[Figure record extracts]
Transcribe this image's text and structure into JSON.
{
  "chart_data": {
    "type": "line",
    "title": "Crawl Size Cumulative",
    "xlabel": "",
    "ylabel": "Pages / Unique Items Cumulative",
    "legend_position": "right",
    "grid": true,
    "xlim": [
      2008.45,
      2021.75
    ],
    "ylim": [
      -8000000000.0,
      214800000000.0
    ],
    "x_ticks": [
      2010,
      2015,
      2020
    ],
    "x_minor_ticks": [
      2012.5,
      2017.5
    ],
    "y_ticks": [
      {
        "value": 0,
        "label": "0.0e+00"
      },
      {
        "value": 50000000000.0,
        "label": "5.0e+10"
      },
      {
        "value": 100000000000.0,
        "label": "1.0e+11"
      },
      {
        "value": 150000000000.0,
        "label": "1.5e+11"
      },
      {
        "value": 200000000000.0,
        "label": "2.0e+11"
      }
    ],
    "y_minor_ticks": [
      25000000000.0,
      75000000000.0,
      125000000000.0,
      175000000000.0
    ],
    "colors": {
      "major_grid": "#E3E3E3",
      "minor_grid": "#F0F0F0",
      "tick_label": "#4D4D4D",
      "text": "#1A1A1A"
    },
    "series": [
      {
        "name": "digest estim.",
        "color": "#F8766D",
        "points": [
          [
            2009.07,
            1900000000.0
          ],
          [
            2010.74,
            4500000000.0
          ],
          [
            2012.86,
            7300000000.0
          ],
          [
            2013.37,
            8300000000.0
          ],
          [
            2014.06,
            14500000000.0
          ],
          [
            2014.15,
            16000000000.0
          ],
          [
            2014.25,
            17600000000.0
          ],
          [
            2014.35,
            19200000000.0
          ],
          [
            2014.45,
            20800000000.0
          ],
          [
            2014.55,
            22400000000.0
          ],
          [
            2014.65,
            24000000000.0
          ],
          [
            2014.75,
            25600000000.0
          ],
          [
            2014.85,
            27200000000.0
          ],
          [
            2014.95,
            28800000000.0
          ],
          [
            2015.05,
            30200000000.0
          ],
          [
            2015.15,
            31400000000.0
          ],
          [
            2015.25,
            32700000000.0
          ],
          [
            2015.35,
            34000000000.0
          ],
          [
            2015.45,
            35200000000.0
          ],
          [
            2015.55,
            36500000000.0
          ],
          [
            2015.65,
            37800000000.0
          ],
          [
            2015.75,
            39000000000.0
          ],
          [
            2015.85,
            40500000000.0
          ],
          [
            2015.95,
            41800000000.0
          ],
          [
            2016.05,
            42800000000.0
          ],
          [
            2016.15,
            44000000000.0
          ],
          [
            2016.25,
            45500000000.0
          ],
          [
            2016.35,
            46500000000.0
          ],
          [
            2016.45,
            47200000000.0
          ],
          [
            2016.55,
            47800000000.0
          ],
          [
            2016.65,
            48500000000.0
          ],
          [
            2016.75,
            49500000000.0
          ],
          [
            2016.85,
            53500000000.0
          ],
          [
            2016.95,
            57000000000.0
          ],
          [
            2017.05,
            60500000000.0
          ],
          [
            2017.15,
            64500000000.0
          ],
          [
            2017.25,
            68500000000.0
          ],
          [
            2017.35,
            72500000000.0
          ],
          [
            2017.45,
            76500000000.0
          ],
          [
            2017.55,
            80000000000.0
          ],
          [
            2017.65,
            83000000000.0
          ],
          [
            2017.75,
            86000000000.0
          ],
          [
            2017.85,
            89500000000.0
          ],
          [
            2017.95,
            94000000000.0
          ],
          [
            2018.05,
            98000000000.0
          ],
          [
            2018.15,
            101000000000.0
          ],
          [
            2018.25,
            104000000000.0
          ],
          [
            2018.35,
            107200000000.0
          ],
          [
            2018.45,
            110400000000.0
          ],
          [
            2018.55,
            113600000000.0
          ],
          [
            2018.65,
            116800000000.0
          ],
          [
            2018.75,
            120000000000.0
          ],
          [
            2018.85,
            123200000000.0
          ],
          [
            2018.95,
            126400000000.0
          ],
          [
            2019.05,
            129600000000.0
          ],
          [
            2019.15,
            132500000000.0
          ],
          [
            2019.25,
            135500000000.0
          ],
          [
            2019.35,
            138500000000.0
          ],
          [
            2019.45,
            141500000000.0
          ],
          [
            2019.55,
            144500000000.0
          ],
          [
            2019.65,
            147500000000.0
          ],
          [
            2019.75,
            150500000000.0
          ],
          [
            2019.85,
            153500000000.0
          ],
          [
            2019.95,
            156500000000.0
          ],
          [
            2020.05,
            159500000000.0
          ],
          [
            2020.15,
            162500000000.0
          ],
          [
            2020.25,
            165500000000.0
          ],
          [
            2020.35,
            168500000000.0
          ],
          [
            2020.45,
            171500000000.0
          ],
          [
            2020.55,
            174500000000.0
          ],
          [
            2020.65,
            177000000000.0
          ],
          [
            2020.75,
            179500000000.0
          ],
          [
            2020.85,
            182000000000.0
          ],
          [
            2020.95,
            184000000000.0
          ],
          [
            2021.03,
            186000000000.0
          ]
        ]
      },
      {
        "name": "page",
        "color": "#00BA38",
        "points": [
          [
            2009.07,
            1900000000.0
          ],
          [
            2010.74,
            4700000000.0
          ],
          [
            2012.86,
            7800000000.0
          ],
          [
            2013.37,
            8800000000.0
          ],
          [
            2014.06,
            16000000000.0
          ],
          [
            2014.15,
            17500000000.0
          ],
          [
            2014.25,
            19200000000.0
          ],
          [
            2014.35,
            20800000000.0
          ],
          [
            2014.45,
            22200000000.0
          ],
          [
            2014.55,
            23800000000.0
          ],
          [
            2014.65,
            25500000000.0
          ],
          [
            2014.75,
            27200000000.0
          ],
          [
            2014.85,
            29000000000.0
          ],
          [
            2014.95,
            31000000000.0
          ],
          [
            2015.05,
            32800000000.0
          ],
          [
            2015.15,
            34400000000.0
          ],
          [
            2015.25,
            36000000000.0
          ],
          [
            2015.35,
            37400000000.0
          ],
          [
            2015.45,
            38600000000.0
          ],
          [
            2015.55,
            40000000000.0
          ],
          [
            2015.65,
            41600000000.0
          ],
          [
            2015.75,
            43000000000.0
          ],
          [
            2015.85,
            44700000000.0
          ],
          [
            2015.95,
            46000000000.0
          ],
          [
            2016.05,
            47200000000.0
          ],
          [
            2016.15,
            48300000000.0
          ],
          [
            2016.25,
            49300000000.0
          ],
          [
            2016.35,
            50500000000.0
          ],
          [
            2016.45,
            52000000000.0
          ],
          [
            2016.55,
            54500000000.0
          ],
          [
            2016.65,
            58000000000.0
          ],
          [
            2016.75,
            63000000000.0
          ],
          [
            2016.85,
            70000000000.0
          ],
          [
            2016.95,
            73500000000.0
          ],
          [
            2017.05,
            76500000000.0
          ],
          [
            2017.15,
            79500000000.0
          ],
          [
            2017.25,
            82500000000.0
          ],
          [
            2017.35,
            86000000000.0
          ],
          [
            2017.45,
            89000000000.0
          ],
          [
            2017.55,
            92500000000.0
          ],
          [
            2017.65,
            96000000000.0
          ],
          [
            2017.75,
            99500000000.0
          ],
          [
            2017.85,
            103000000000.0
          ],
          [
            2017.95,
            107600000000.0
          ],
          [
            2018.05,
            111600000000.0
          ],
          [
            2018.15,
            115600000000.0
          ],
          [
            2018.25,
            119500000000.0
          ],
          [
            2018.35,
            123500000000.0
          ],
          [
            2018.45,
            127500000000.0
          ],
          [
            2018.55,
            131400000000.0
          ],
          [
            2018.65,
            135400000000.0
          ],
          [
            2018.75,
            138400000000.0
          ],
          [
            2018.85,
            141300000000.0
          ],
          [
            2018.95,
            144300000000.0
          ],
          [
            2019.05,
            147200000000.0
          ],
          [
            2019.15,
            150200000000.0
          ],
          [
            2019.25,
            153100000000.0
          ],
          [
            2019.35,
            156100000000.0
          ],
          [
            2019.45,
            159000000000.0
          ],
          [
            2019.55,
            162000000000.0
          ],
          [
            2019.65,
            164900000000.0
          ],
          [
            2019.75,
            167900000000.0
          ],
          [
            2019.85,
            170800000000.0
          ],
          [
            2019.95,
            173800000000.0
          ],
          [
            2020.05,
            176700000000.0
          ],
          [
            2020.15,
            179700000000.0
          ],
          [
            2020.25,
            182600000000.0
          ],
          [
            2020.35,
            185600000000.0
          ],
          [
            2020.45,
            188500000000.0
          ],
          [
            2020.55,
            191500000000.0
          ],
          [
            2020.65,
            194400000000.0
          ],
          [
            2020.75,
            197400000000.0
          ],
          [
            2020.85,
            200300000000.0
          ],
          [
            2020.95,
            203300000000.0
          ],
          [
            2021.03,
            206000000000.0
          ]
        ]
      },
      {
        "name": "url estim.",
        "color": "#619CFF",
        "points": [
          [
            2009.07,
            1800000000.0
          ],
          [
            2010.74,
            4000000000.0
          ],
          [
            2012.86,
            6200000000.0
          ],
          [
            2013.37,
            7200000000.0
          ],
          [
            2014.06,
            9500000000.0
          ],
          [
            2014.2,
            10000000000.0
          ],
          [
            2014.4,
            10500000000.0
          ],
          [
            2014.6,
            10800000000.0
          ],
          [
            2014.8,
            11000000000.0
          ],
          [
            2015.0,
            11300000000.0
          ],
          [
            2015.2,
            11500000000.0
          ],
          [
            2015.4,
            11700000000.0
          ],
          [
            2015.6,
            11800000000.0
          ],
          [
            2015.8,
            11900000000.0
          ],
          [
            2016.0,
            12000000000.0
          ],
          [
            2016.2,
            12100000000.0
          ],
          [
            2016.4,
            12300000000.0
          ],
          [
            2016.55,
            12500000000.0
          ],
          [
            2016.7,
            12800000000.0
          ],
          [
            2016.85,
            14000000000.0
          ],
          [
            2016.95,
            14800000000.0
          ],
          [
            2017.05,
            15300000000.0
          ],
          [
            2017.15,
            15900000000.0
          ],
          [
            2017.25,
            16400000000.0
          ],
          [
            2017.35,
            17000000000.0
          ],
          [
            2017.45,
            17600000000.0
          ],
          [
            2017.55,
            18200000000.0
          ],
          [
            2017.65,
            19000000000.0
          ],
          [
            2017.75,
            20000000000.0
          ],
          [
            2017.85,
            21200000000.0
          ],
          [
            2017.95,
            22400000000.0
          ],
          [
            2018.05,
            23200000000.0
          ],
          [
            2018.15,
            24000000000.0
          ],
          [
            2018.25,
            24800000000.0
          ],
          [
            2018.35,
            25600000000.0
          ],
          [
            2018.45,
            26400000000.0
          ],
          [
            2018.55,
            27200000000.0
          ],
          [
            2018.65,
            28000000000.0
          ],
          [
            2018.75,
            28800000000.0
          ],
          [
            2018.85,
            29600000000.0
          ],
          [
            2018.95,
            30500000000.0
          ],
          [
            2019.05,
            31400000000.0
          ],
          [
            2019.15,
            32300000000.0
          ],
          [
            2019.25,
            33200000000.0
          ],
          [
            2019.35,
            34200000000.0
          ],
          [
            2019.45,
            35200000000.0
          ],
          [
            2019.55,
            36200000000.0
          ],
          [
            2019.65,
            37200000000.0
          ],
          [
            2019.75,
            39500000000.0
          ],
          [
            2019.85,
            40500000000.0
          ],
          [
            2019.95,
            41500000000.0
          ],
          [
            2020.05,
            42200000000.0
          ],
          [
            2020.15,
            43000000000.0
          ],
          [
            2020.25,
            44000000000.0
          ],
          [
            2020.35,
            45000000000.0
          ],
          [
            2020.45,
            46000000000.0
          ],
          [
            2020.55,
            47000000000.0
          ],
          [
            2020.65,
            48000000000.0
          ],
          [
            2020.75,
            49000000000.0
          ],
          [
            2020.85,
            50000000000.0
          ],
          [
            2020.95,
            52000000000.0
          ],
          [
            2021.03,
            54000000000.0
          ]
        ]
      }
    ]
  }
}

### WORK TO DO
From the listing above, copy out each line where the word "text" appears.

### SOLUTION FOR THIS TASK
Transcribe this image's text and structure into JSON.
      "text": "#1A1A1A"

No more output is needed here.